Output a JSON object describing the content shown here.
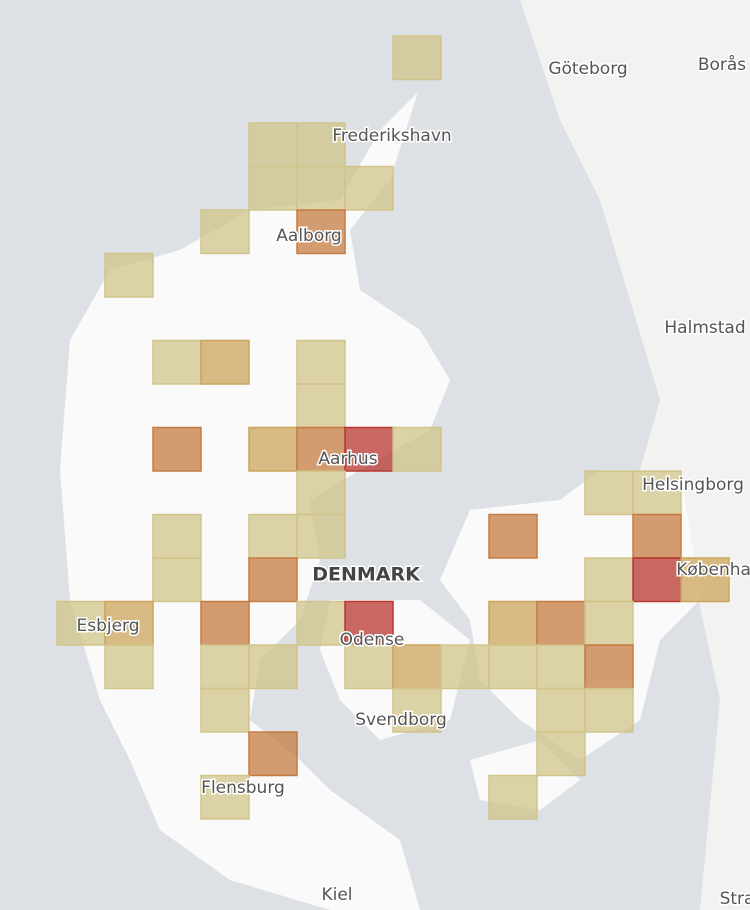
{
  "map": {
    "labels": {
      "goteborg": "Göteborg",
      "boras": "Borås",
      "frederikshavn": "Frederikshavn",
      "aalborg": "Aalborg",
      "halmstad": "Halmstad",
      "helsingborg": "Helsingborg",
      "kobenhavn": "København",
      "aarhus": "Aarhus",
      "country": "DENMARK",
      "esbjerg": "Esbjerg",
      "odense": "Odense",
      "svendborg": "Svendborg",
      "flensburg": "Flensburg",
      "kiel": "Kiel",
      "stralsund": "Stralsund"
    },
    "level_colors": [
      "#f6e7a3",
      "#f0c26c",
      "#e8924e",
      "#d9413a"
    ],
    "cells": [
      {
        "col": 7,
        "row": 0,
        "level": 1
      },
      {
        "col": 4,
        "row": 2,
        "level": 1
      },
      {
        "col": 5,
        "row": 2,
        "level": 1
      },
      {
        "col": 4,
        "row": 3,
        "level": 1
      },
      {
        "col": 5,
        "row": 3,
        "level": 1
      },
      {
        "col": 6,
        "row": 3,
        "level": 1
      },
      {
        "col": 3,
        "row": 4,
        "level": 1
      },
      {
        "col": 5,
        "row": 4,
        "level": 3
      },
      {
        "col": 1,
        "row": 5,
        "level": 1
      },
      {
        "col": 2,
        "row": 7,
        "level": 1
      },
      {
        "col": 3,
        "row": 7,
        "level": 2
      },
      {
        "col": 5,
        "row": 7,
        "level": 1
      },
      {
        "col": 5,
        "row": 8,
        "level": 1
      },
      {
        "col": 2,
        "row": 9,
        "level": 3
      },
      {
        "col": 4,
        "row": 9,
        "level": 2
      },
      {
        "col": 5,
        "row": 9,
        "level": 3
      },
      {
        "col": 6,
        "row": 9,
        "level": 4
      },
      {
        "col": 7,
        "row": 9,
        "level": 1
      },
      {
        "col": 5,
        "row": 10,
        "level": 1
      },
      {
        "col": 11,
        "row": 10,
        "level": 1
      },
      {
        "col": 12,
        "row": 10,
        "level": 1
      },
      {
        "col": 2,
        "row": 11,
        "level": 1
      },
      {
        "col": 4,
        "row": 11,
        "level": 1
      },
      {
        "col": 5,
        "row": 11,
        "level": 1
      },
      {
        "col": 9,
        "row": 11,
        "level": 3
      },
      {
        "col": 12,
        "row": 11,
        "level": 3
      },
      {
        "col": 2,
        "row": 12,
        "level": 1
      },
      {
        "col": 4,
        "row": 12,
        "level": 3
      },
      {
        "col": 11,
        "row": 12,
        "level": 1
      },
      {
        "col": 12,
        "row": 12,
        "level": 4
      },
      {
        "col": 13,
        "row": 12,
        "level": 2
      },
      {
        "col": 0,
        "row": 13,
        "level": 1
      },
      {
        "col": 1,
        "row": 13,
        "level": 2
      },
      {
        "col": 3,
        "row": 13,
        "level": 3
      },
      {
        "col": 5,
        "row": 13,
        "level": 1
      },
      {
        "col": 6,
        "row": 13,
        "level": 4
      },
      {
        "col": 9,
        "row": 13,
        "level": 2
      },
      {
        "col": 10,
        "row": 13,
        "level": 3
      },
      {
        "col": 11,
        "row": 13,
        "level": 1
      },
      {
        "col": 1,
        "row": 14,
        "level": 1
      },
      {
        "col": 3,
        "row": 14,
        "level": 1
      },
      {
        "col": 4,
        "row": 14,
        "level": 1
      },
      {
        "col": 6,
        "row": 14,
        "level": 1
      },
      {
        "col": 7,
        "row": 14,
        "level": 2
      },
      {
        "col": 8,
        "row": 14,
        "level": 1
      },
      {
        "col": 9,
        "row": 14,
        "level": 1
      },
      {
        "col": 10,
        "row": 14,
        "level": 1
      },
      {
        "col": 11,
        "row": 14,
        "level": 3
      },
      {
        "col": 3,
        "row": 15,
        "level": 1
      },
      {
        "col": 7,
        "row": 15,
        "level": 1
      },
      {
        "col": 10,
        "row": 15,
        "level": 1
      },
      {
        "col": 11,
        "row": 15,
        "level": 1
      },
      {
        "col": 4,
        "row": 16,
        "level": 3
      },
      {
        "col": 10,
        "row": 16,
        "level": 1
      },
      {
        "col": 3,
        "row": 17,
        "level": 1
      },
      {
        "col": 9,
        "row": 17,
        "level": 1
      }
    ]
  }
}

==

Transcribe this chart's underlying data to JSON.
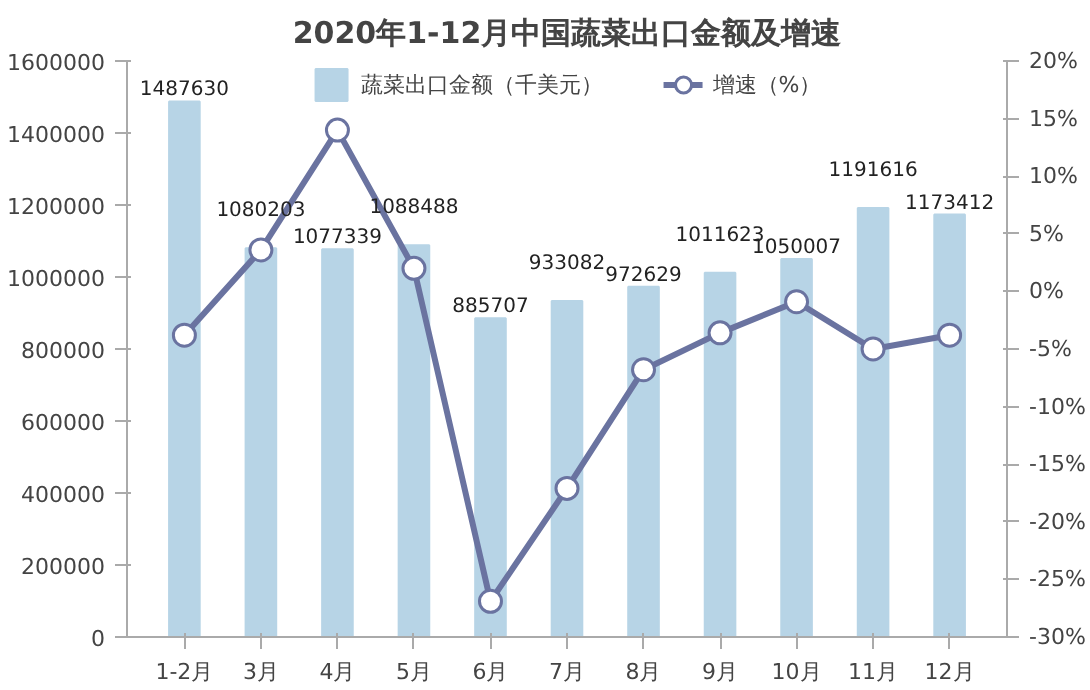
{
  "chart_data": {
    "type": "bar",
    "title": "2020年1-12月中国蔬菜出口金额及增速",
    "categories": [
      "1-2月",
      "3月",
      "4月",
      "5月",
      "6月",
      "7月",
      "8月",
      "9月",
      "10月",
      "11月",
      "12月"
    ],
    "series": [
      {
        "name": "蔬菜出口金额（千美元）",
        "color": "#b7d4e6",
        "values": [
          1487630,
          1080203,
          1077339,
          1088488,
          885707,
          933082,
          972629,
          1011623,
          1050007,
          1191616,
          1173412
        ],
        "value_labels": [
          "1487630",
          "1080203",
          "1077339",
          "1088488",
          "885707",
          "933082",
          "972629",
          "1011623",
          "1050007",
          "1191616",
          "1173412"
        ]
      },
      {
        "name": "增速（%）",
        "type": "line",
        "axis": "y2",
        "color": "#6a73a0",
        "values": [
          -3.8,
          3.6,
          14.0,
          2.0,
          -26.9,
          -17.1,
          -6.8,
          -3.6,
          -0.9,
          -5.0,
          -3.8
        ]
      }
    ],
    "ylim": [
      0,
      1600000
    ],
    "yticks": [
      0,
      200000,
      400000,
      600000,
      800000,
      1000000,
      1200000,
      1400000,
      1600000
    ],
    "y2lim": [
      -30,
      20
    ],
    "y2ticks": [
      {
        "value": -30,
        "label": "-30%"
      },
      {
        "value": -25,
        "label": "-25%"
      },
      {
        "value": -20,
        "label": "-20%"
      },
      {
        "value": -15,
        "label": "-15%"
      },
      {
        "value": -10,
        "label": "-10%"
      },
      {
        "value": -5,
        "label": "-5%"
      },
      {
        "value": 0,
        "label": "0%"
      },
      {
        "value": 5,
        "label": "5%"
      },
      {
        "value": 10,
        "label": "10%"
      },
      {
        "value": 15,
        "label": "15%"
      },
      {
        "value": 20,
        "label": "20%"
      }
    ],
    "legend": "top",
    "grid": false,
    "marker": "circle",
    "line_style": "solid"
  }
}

**Exercise description:** Wherever the string "JSON" appears in the entries above, list that line.

**Exercise output:**
Output a JSON object describing the content shown here.
Transcribe this chart's underlying data to JSON.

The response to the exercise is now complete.